**DIRECTION**
Output all of the records exactly as written.

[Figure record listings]
>>>

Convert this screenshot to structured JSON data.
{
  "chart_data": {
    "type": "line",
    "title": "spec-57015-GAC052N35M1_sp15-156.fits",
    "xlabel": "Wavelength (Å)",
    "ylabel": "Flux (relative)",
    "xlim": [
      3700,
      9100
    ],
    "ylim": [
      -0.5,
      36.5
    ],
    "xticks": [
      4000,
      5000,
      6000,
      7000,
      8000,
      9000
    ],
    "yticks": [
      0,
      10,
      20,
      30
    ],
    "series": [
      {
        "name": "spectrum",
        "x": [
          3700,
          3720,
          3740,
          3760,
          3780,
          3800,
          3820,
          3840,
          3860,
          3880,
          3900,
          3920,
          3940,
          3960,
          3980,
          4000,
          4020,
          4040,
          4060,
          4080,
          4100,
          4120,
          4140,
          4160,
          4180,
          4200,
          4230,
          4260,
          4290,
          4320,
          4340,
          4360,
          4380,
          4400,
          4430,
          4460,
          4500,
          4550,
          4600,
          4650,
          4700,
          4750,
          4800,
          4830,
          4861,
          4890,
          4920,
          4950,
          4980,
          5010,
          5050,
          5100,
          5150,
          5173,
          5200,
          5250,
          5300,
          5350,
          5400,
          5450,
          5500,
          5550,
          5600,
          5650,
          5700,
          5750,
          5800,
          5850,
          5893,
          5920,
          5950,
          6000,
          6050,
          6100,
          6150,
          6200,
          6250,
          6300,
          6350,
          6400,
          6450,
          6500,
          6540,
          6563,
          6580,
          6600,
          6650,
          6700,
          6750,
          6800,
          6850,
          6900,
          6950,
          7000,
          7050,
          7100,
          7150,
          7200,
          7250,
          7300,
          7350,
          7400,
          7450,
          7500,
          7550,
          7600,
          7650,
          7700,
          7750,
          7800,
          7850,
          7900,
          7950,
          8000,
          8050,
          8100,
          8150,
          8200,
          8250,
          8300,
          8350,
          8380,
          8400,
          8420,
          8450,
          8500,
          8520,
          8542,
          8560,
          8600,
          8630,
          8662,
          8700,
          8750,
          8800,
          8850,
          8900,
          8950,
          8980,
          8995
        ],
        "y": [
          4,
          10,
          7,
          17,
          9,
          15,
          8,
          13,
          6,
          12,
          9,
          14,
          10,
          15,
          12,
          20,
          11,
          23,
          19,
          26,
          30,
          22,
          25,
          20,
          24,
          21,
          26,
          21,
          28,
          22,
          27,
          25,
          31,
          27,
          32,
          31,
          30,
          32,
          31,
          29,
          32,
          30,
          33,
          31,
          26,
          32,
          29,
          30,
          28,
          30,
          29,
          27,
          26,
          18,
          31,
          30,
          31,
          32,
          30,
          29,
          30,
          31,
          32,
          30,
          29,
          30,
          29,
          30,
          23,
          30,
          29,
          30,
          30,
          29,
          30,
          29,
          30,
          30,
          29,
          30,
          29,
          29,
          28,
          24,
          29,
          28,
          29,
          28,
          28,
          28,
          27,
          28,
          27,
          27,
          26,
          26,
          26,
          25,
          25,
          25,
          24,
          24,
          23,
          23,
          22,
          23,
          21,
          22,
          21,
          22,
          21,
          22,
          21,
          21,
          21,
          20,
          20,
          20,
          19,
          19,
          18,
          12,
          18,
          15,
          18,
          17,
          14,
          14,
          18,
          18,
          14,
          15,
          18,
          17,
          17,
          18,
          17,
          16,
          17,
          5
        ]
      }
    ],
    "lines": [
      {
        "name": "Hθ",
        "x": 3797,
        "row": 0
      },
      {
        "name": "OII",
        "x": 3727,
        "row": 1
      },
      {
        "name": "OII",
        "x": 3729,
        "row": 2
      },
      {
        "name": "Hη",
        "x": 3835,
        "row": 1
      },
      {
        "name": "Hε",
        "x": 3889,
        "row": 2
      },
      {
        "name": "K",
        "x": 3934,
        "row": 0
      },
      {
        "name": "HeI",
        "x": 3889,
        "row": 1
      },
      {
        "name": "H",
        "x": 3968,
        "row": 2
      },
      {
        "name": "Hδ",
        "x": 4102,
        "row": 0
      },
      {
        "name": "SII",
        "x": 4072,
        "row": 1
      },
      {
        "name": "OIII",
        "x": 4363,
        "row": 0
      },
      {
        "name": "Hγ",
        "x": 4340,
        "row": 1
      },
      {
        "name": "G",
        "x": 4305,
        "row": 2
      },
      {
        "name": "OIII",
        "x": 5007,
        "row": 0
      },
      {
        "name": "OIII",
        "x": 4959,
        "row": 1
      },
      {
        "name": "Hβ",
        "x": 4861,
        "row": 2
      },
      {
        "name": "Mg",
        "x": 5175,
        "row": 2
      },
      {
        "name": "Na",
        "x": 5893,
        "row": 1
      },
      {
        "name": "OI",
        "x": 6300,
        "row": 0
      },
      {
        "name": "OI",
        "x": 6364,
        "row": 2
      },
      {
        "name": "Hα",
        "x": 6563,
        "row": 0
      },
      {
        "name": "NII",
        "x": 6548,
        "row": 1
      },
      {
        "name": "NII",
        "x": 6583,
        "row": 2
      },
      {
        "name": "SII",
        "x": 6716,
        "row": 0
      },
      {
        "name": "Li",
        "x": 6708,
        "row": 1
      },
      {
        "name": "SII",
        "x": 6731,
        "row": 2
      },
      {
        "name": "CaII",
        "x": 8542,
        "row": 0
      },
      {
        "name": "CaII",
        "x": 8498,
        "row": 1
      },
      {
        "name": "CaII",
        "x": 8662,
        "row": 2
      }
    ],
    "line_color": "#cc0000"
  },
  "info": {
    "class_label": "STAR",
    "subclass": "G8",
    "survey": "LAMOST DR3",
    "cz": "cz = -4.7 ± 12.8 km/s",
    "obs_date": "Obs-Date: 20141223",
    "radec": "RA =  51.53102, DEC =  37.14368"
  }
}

<<<

**IN RESPONSE**
Convert this screenshot to structured JSON data.
{
  "chart_data": {
    "type": "line",
    "title": "spec-57015-GAC052N35M1_sp15-156.fits",
    "xlabel": "Wavelength (Å)",
    "ylabel": "Flux (relative)",
    "xlim": [
      3700,
      9100
    ],
    "ylim": [
      -0.5,
      36.5
    ],
    "xticks": [
      4000,
      5000,
      6000,
      7000,
      8000,
      9000
    ],
    "yticks": [
      0,
      10,
      20,
      30
    ],
    "series": [
      {
        "name": "spectrum",
        "x": [
          3700,
          3720,
          3740,
          3760,
          3780,
          3800,
          3820,
          3840,
          3860,
          3880,
          3900,
          3920,
          3940,
          3960,
          3980,
          4000,
          4020,
          4040,
          4060,
          4080,
          4100,
          4120,
          4140,
          4160,
          4180,
          4200,
          4230,
          4260,
          4290,
          4320,
          4340,
          4360,
          4380,
          4400,
          4430,
          4460,
          4500,
          4550,
          4600,
          4650,
          4700,
          4750,
          4800,
          4830,
          4861,
          4890,
          4920,
          4950,
          4980,
          5010,
          5050,
          5100,
          5150,
          5173,
          5200,
          5250,
          5300,
          5350,
          5400,
          5450,
          5500,
          5550,
          5600,
          5650,
          5700,
          5750,
          5800,
          5850,
          5893,
          5920,
          5950,
          6000,
          6050,
          6100,
          6150,
          6200,
          6250,
          6300,
          6350,
          6400,
          6450,
          6500,
          6540,
          6563,
          6580,
          6600,
          6650,
          6700,
          6750,
          6800,
          6850,
          6900,
          6950,
          7000,
          7050,
          7100,
          7150,
          7200,
          7250,
          7300,
          7350,
          7400,
          7450,
          7500,
          7550,
          7600,
          7650,
          7700,
          7750,
          7800,
          7850,
          7900,
          7950,
          8000,
          8050,
          8100,
          8150,
          8200,
          8250,
          8300,
          8350,
          8380,
          8400,
          8420,
          8450,
          8500,
          8520,
          8542,
          8560,
          8600,
          8630,
          8662,
          8700,
          8750,
          8800,
          8850,
          8900,
          8950,
          8980,
          8995
        ],
        "y": [
          4,
          10,
          7,
          17,
          9,
          15,
          8,
          13,
          6,
          12,
          9,
          14,
          10,
          15,
          12,
          20,
          11,
          23,
          19,
          26,
          30,
          22,
          25,
          20,
          24,
          21,
          26,
          21,
          28,
          22,
          27,
          25,
          31,
          27,
          32,
          31,
          30,
          32,
          31,
          29,
          32,
          30,
          33,
          31,
          26,
          32,
          29,
          30,
          28,
          30,
          29,
          27,
          26,
          18,
          31,
          30,
          31,
          32,
          30,
          29,
          30,
          31,
          32,
          30,
          29,
          30,
          29,
          30,
          23,
          30,
          29,
          30,
          30,
          29,
          30,
          29,
          30,
          30,
          29,
          30,
          29,
          29,
          28,
          24,
          29,
          28,
          29,
          28,
          28,
          28,
          27,
          28,
          27,
          27,
          26,
          26,
          26,
          25,
          25,
          25,
          24,
          24,
          23,
          23,
          22,
          23,
          21,
          22,
          21,
          22,
          21,
          22,
          21,
          21,
          21,
          20,
          20,
          20,
          19,
          19,
          18,
          12,
          18,
          15,
          18,
          17,
          14,
          14,
          18,
          18,
          14,
          15,
          18,
          17,
          17,
          18,
          17,
          16,
          17,
          5
        ]
      }
    ],
    "lines": [
      {
        "name": "Hθ",
        "x": 3797,
        "row": 0
      },
      {
        "name": "OII",
        "x": 3727,
        "row": 1
      },
      {
        "name": "OII",
        "x": 3729,
        "row": 2
      },
      {
        "name": "Hη",
        "x": 3835,
        "row": 1
      },
      {
        "name": "Hε",
        "x": 3889,
        "row": 2
      },
      {
        "name": "K",
        "x": 3934,
        "row": 0
      },
      {
        "name": "HeI",
        "x": 3889,
        "row": 1
      },
      {
        "name": "H",
        "x": 3968,
        "row": 2
      },
      {
        "name": "Hδ",
        "x": 4102,
        "row": 0
      },
      {
        "name": "SII",
        "x": 4072,
        "row": 1
      },
      {
        "name": "OIII",
        "x": 4363,
        "row": 0
      },
      {
        "name": "Hγ",
        "x": 4340,
        "row": 1
      },
      {
        "name": "G",
        "x": 4305,
        "row": 2
      },
      {
        "name": "OIII",
        "x": 5007,
        "row": 0
      },
      {
        "name": "OIII",
        "x": 4959,
        "row": 1
      },
      {
        "name": "Hβ",
        "x": 4861,
        "row": 2
      },
      {
        "name": "Mg",
        "x": 5175,
        "row": 2
      },
      {
        "name": "Na",
        "x": 5893,
        "row": 1
      },
      {
        "name": "OI",
        "x": 6300,
        "row": 0
      },
      {
        "name": "OI",
        "x": 6364,
        "row": 2
      },
      {
        "name": "Hα",
        "x": 6563,
        "row": 0
      },
      {
        "name": "NII",
        "x": 6548,
        "row": 1
      },
      {
        "name": "NII",
        "x": 6583,
        "row": 2
      },
      {
        "name": "SII",
        "x": 6716,
        "row": 0
      },
      {
        "name": "Li",
        "x": 6708,
        "row": 1
      },
      {
        "name": "SII",
        "x": 6731,
        "row": 2
      },
      {
        "name": "CaII",
        "x": 8542,
        "row": 0
      },
      {
        "name": "CaII",
        "x": 8498,
        "row": 1
      },
      {
        "name": "CaII",
        "x": 8662,
        "row": 2
      }
    ],
    "line_color": "#cc0000"
  },
  "info": {
    "class_label": "STAR",
    "subclass": "G8",
    "survey": "LAMOST DR3",
    "cz": "cz = -4.7 ± 12.8 km/s",
    "obs_date": "Obs-Date: 20141223",
    "radec": "RA =  51.53102, DEC =  37.14368"
  }
}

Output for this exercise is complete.